Could you write out the records below exactly as they appear, leaving out any pictures?

[START]

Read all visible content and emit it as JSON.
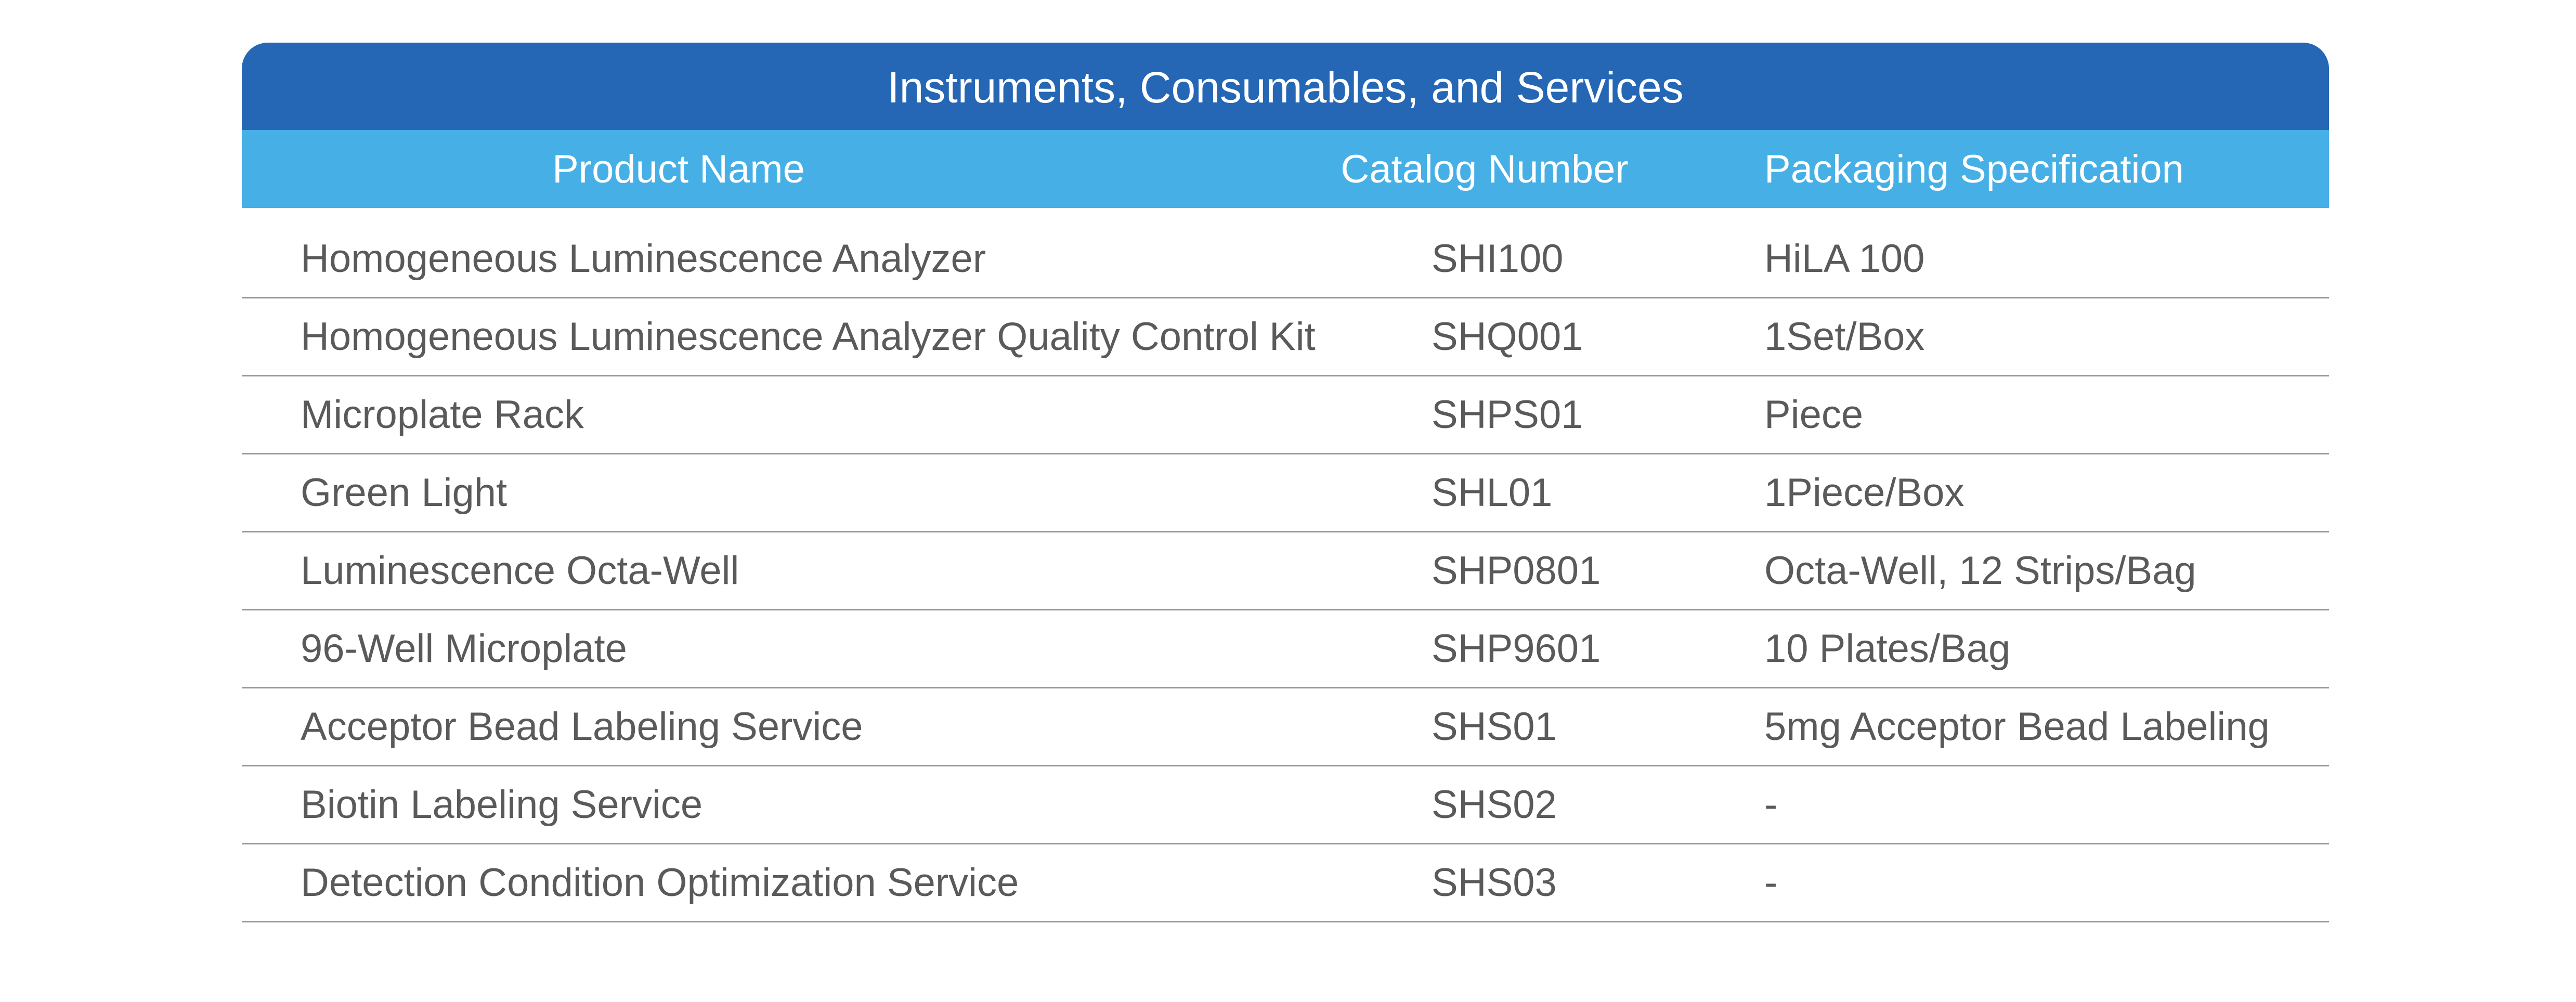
{
  "table": {
    "title": "Instruments, Consumables, and Services",
    "headers": {
      "product_name": "Product Name",
      "catalog_number": "Catalog Number",
      "packaging": "Packaging Specification"
    },
    "rows": [
      {
        "product_name": "Homogeneous Luminescence Analyzer",
        "catalog_number": "SHI100",
        "packaging": "HiLA 100"
      },
      {
        "product_name": "Homogeneous Luminescence Analyzer Quality Control Kit",
        "catalog_number": "SHQ001",
        "packaging": "1Set/Box"
      },
      {
        "product_name": "Microplate Rack",
        "catalog_number": "SHPS01",
        "packaging": "Piece"
      },
      {
        "product_name": "Green Light",
        "catalog_number": "SHL01",
        "packaging": "1Piece/Box"
      },
      {
        "product_name": "Luminescence Octa-Well",
        "catalog_number": "SHP0801",
        "packaging": "Octa-Well, 12 Strips/Bag"
      },
      {
        "product_name": "96-Well Microplate",
        "catalog_number": "SHP9601",
        "packaging": "10 Plates/Bag"
      },
      {
        "product_name": "Acceptor Bead Labeling Service",
        "catalog_number": "SHS01",
        "packaging": "5mg Acceptor Bead Labeling"
      },
      {
        "product_name": "Biotin Labeling Service",
        "catalog_number": "SHS02",
        "packaging": "-"
      },
      {
        "product_name": "Detection Condition Optimization Service",
        "catalog_number": "SHS03",
        "packaging": "-"
      }
    ],
    "colors": {
      "title_bg": "#2566b5",
      "header_bg": "#46b0e6",
      "text": "#5a5a5a"
    }
  }
}
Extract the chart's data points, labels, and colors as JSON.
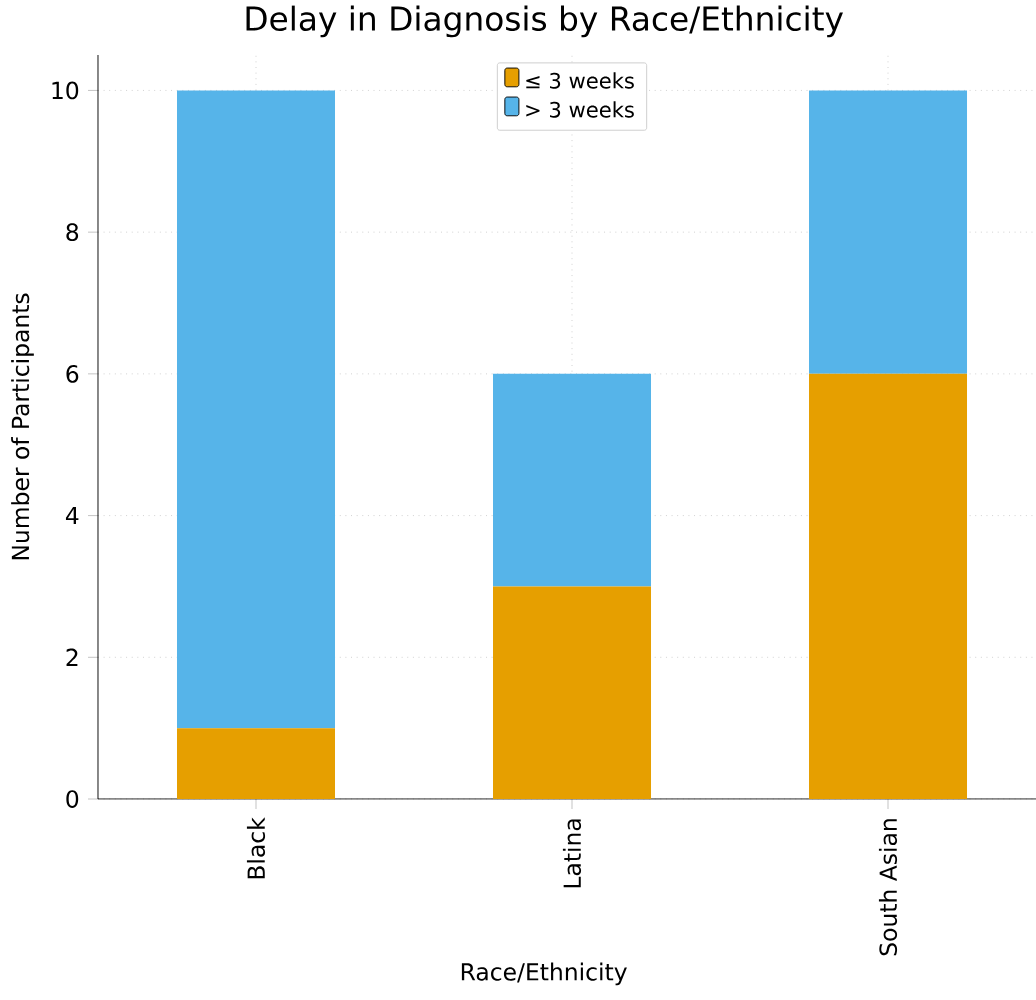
{
  "chart_data": {
    "type": "bar",
    "title": "Delay in Diagnosis by Race/Ethnicity",
    "xlabel": "Race/Ethnicity",
    "ylabel": "Number of Participants",
    "categories": [
      "Black",
      "Latina",
      "South Asian"
    ],
    "series": [
      {
        "name": "≤ 3 weeks",
        "color": "#e69f00",
        "values": [
          1,
          3,
          6
        ]
      },
      {
        "name": "> 3 weeks",
        "color": "#56b4e9",
        "values": [
          9,
          3,
          4
        ]
      }
    ],
    "stacked": true,
    "ylim": [
      0,
      10.5
    ],
    "yticks": [
      0,
      2,
      4,
      6,
      8,
      10
    ],
    "grid": true,
    "legend": "top"
  }
}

[END]

**Response for this exercise:**
Read all visible content and emit it as JSON.
{
  "table": {
    "title": "Instruments, Consumables, and Services",
    "headers": {
      "product_name": "Product Name",
      "catalog_number": "Catalog Number",
      "packaging": "Packaging Specification"
    },
    "rows": [
      {
        "product_name": "Homogeneous Luminescence Analyzer",
        "catalog_number": "SHI100",
        "packaging": "HiLA 100"
      },
      {
        "product_name": "Homogeneous Luminescence Analyzer Quality Control Kit",
        "catalog_number": "SHQ001",
        "packaging": "1Set/Box"
      },
      {
        "product_name": "Microplate Rack",
        "catalog_number": "SHPS01",
        "packaging": "Piece"
      },
      {
        "product_name": "Green Light",
        "catalog_number": "SHL01",
        "packaging": "1Piece/Box"
      },
      {
        "product_name": "Luminescence Octa-Well",
        "catalog_number": "SHP0801",
        "packaging": "Octa-Well, 12 Strips/Bag"
      },
      {
        "product_name": "96-Well Microplate",
        "catalog_number": "SHP9601",
        "packaging": "10 Plates/Bag"
      },
      {
        "product_name": "Acceptor Bead Labeling Service",
        "catalog_number": "SHS01",
        "packaging": "5mg Acceptor Bead Labeling"
      },
      {
        "product_name": "Biotin Labeling Service",
        "catalog_number": "SHS02",
        "packaging": "-"
      },
      {
        "product_name": "Detection Condition Optimization Service",
        "catalog_number": "SHS03",
        "packaging": "-"
      }
    ],
    "colors": {
      "title_bg": "#2566b5",
      "header_bg": "#46b0e6",
      "text": "#5a5a5a"
    }
  }
}
Extract the chart's data points, labels, and colors as JSON.
{
  "chart_data": {
    "type": "bar",
    "title": "Delay in Diagnosis by Race/Ethnicity",
    "xlabel": "Race/Ethnicity",
    "ylabel": "Number of Participants",
    "categories": [
      "Black",
      "Latina",
      "South Asian"
    ],
    "series": [
      {
        "name": "≤ 3 weeks",
        "color": "#e69f00",
        "values": [
          1,
          3,
          6
        ]
      },
      {
        "name": "> 3 weeks",
        "color": "#56b4e9",
        "values": [
          9,
          3,
          4
        ]
      }
    ],
    "stacked": true,
    "ylim": [
      0,
      10.5
    ],
    "yticks": [
      0,
      2,
      4,
      6,
      8,
      10
    ],
    "grid": true,
    "legend": "top"
  }
}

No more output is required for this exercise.